→ **PROBLEM STATEMENT**
Copy every line of the data that contains the string "this".
********************
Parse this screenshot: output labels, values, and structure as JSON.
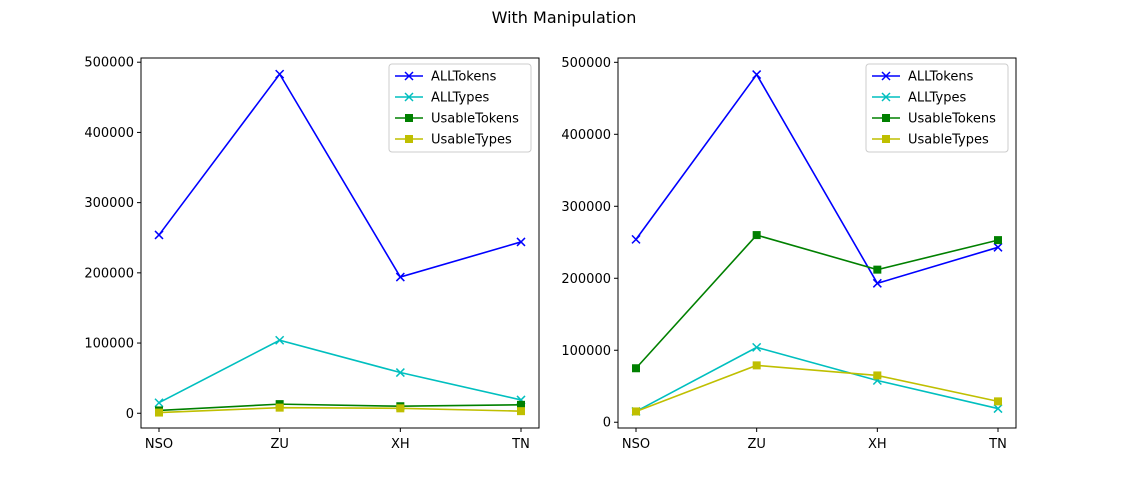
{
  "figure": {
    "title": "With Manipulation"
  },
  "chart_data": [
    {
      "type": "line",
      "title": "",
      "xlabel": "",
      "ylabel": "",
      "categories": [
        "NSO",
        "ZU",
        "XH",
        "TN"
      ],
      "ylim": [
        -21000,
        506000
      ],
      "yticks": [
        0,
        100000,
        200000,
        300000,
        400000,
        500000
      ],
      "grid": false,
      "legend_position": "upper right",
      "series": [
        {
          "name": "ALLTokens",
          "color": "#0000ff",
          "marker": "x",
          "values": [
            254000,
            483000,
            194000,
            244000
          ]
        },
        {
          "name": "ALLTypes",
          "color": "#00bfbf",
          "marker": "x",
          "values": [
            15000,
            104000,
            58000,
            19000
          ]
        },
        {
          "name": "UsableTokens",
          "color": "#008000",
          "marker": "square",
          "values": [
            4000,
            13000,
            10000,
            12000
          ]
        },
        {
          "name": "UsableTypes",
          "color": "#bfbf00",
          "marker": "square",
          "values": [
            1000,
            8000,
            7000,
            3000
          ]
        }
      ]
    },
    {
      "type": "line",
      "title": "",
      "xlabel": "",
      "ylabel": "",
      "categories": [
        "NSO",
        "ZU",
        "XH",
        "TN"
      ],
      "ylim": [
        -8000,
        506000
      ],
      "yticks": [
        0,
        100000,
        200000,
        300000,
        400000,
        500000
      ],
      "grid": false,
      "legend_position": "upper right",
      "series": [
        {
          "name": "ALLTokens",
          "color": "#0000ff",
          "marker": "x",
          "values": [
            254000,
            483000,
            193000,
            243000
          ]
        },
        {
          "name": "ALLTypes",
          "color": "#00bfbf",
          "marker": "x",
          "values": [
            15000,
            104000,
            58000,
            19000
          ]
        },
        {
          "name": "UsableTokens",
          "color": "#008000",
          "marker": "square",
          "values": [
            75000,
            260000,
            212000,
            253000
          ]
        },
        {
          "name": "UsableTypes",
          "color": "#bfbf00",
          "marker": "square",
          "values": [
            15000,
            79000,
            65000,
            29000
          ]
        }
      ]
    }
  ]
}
********************
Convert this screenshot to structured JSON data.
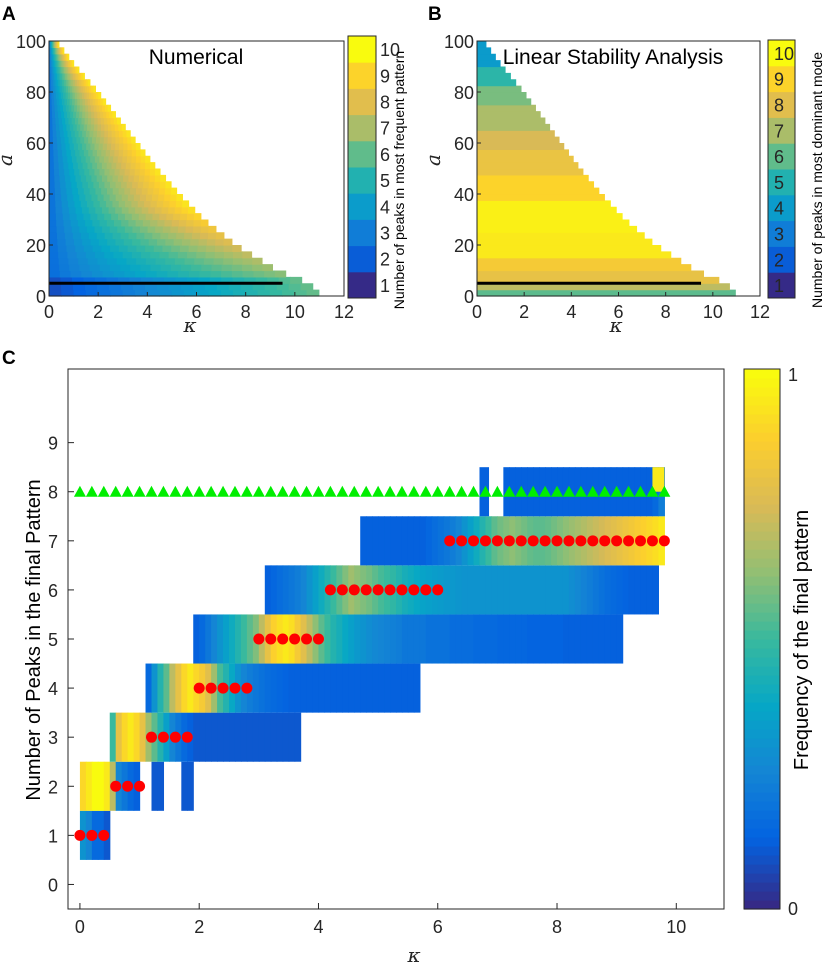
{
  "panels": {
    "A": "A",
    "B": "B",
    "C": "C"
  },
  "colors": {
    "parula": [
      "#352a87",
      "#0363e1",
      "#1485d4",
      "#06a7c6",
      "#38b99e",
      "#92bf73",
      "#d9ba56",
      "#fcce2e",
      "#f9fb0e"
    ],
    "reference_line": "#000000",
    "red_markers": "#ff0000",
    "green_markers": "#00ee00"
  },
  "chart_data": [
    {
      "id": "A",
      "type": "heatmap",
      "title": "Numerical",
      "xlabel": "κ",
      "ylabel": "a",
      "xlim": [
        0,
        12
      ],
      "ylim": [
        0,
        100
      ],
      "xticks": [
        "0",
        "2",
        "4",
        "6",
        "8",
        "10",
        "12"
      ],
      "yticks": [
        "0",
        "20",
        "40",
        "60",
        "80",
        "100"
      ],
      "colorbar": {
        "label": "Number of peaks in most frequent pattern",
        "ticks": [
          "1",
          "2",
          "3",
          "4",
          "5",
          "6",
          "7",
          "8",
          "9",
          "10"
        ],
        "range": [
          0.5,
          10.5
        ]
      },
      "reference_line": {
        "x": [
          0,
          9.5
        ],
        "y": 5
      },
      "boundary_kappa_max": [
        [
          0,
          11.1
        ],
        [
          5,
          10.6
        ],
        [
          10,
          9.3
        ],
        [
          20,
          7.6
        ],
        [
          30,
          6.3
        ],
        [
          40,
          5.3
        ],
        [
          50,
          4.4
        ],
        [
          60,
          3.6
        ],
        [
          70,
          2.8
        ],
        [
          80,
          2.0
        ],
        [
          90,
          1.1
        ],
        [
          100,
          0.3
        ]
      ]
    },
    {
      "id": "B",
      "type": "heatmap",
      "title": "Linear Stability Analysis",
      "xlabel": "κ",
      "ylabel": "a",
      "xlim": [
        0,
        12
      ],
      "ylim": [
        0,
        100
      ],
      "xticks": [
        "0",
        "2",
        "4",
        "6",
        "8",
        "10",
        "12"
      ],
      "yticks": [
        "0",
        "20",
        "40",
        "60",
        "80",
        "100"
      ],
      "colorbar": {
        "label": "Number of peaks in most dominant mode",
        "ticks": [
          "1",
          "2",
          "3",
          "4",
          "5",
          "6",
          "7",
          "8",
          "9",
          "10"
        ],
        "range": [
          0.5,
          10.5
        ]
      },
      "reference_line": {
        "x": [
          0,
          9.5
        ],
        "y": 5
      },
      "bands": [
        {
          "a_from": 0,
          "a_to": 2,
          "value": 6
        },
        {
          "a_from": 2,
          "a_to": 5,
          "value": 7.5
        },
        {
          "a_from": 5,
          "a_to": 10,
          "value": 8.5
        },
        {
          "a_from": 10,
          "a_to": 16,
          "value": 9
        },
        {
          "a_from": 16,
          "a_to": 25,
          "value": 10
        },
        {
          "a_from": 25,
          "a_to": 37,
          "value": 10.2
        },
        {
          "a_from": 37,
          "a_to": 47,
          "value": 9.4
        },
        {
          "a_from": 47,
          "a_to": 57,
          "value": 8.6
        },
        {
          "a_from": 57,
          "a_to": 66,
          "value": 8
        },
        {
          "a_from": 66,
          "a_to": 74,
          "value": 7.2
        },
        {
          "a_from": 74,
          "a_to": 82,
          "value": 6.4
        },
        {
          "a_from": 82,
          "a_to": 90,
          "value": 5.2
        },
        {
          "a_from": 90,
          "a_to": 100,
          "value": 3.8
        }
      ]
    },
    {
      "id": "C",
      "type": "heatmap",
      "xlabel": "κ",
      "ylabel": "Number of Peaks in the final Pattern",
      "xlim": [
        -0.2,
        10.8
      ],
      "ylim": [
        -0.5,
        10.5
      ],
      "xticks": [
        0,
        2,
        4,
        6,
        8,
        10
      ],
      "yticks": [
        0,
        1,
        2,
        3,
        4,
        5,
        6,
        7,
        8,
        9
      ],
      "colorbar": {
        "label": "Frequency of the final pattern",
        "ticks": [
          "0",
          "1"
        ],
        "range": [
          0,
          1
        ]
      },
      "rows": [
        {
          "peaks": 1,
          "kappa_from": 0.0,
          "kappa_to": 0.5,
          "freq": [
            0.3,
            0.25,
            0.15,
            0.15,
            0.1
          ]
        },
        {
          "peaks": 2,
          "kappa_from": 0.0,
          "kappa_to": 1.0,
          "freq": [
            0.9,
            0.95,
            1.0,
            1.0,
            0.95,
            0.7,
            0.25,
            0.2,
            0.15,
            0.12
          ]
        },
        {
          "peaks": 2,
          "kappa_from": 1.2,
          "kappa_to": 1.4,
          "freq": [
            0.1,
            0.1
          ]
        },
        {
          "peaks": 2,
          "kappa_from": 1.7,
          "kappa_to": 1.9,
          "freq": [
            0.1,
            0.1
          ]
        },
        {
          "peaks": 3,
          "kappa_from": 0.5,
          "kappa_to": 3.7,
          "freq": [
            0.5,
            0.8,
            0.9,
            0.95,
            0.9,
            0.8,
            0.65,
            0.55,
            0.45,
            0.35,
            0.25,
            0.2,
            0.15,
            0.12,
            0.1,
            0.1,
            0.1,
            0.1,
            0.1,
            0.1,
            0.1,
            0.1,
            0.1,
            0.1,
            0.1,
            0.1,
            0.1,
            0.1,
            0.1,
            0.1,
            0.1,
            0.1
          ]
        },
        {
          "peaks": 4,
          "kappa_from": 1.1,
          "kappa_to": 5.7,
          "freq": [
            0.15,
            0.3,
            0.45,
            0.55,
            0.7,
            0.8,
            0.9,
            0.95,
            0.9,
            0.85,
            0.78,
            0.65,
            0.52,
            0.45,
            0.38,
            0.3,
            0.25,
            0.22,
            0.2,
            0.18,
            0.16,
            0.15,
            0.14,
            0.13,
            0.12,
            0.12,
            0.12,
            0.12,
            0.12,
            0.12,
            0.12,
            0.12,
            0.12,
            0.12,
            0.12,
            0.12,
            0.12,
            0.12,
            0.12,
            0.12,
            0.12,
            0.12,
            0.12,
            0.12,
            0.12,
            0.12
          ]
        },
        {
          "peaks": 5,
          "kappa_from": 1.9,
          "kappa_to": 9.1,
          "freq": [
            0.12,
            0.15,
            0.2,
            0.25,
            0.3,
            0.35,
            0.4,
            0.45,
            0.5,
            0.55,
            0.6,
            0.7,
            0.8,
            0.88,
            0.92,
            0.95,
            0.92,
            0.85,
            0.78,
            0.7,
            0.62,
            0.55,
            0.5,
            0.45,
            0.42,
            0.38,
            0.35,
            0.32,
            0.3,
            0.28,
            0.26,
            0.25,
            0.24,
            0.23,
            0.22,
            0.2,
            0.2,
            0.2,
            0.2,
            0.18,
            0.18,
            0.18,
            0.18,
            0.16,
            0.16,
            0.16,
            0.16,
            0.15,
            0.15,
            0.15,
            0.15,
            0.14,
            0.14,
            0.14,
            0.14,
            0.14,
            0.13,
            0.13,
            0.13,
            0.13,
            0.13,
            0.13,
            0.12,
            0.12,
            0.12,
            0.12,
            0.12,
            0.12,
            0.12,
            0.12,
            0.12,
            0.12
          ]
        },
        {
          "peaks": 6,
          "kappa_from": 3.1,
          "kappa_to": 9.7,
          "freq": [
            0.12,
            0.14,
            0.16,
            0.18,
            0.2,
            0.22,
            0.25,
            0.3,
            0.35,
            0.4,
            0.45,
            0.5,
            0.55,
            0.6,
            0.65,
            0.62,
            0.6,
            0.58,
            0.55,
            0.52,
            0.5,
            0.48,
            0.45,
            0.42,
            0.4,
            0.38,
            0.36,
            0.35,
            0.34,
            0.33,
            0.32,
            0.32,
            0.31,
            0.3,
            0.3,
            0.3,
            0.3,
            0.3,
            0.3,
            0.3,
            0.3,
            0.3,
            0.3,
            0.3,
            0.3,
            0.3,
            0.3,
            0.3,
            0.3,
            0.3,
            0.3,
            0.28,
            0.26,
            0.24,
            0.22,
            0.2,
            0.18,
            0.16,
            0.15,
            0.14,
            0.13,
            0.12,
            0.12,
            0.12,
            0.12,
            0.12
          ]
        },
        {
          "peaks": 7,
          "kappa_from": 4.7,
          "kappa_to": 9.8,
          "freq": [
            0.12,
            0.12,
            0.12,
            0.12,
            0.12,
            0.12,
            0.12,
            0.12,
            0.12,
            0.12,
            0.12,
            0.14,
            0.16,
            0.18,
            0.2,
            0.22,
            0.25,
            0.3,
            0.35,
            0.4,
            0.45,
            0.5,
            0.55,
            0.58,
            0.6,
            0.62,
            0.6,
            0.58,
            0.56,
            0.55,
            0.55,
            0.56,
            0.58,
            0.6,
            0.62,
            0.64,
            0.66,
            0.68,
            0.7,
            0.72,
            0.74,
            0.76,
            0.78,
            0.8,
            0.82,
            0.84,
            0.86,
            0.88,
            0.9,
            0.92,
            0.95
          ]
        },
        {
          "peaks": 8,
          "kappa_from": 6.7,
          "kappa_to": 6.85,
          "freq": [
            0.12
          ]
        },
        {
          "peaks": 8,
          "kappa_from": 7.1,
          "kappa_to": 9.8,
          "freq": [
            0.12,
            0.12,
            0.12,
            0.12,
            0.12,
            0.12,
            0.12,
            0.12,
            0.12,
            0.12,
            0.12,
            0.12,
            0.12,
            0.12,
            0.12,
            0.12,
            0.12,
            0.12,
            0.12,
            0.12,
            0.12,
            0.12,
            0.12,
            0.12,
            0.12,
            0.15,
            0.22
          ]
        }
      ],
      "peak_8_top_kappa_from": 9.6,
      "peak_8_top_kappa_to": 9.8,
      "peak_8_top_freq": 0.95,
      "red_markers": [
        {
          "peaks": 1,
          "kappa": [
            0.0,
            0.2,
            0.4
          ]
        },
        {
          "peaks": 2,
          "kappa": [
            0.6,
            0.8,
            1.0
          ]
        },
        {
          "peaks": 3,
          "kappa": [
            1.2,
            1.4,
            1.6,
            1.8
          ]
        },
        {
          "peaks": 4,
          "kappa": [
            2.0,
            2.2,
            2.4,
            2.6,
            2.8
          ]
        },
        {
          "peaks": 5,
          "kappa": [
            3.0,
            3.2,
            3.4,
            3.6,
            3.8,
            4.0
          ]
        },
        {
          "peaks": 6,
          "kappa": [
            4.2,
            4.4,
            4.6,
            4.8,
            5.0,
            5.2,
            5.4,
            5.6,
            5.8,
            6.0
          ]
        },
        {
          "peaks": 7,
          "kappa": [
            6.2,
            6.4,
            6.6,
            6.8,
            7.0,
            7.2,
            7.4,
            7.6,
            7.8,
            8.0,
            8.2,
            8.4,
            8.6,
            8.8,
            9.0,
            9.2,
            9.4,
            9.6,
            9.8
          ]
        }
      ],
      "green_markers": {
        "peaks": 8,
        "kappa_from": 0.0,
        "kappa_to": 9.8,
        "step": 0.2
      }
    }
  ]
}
********************
→ **TASK OUTPUT**
Parse this screenshot: output labels, values, and structure as JSON.
Convert this screenshot to structured JSON data.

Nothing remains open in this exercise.